--- START TASK INPUTS ---

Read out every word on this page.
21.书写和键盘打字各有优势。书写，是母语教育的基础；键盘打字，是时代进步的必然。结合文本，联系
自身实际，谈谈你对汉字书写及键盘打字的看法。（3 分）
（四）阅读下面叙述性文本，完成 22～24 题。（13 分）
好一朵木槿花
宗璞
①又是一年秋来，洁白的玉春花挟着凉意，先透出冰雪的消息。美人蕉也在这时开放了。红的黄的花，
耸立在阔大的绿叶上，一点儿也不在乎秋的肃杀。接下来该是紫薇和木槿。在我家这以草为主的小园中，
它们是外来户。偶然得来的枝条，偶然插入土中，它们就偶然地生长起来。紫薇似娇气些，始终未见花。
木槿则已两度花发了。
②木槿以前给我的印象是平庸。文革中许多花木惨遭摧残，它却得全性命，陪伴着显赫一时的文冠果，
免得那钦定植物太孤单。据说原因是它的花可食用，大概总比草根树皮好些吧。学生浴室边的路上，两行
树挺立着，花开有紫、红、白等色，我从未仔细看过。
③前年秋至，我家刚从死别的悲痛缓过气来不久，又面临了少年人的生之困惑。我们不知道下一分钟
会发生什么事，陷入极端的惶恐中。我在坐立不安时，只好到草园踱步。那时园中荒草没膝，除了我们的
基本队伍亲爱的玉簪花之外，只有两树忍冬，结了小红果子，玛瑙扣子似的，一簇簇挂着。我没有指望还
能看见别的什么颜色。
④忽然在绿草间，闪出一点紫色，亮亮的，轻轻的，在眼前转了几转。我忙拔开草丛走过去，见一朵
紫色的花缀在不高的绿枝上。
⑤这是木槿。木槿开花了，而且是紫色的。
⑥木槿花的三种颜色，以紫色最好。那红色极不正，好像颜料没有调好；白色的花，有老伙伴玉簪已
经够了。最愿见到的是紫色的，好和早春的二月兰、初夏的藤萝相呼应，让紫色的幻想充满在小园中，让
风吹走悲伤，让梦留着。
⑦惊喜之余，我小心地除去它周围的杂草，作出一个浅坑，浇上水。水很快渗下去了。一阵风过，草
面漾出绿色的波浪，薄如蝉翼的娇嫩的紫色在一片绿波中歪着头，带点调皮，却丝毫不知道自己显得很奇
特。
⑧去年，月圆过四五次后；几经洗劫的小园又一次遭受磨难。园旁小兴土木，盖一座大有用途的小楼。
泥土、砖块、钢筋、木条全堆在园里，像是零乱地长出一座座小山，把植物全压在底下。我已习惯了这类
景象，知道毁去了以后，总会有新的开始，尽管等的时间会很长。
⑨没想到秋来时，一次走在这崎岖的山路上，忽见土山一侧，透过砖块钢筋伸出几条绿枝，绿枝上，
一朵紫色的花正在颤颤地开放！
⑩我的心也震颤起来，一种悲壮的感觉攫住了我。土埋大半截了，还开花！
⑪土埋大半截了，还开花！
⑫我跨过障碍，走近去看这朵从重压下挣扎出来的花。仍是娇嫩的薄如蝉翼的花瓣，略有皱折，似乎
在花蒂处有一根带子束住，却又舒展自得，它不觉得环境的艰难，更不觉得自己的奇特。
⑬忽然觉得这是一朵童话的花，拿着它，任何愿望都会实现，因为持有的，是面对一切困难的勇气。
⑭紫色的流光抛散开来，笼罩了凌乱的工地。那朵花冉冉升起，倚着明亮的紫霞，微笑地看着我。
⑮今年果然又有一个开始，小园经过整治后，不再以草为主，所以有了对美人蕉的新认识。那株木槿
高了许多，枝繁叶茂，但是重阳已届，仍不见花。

--- END TASK INPUTS ---

REQUIREMENT: Extract the data in full. Keep it word for word.

EXPECTED ANSWER:
Read out every word on this page.
21.书写和键盘打字各有优势。书写，是母语教育的基础；键盘打字，是时代进步的必然。结合文本，联系
自身实际，谈谈你对汉字书写及键盘打字的看法。（3 分）
（四）阅读下面叙述性文本，完成 22～24 题。（13 分）
好一朵木槿花
宗璞
①又是一年秋来，洁白的玉春花挟着凉意，先透出冰雪的消息。美人蕉也在这时开放了。红的黄的花，
耸立在阔大的绿叶上，一点儿也不在乎秋的肃杀。接下来该是紫薇和木槿。在我家这以草为主的小园中，
它们是外来户。偶然得来的枝条，偶然插入土中，它们就偶然地生长起来。紫薇似娇气些，始终未见花。
木槿则已两度花发了。
②木槿以前给我的印象是平庸。文革中许多花木惨遭摧残，它却得全性命，陪伴着显赫一时的文冠果，
免得那钦定植物太孤单。据说原因是它的花可食用，大概总比草根树皮好些吧。学生浴室边的路上，两行
树挺立着，花开有紫、红、白等色，我从未仔细看过。
③前年秋至，我家刚从死别的悲痛缓过气来不久，又面临了少年人的生之困惑。我们不知道下一分钟
会发生什么事，陷入极端的惶恐中。我在坐立不安时，只好到草园踱步。那时园中荒草没膝，除了我们的
基本队伍亲爱的玉簪花之外，只有两树忍冬，结了小红果子，玛瑙扣子似的，一簇簇挂着。我没有指望还
能看见别的什么颜色。
④忽然在绿草间，闪出一点紫色，亮亮的，轻轻的，在眼前转了几转。我忙拔开草丛走过去，见一朵
紫色的花缀在不高的绿枝上。
⑤这是木槿。木槿开花了，而且是紫色的。
⑥木槿花的三种颜色，以紫色最好。那红色极不正，好像颜料没有调好；白色的花，有老伙伴玉簪已
经够了。最愿见到的是紫色的，好和早春的二月兰、初夏的藤萝相呼应，让紫色的幻想充满在小园中，让
风吹走悲伤，让梦留着。
⑦惊喜之余，我小心地除去它周围的杂草，作出一个浅坑，浇上水。水很快渗下去了。一阵风过，草
面漾出绿色的波浪，薄如蝉翼的娇嫩的紫色在一片绿波中歪着头，带点调皮，却丝毫不知道自己显得很奇
特。
⑧去年，月圆过四五次后；几经洗劫的小园又一次遭受磨难。园旁小兴土木，盖一座大有用途的小楼。
泥土、砖块、钢筋、木条全堆在园里，像是零乱地长出一座座小山，把植物全压在底下。我已习惯了这类
景象，知道毁去了以后，总会有新的开始，尽管等的时间会很长。
⑨没想到秋来时，一次走在这崎岖的山路上，忽见土山一侧，透过砖块钢筋伸出几条绿枝，绿枝上，
一朵紫色的花正在颤颤地开放！
⑩我的心也震颤起来，一种悲壮的感觉攫住了我。土埋大半截了，还开花！
⑪土埋大半截了，还开花！
⑫我跨过障碍，走近去看这朵从重压下挣扎出来的花。仍是娇嫩的薄如蝉翼的花瓣，略有皱折，似乎
在花蒂处有一根带子束住，却又舒展自得，它不觉得环境的艰难，更不觉得自己的奇特。
⑬忽然觉得这是一朵童话的花，拿着它，任何愿望都会实现，因为持有的，是面对一切困难的勇气。
⑭紫色的流光抛散开来，笼罩了凌乱的工地。那朵花冉冉升起，倚着明亮的紫霞，微笑地看着我。
⑮今年果然又有一个开始，小园经过整治后，不再以草为主，所以有了对美人蕉的新认识。那株木槿
高了许多，枝繁叶茂，但是重阳已届，仍不见花。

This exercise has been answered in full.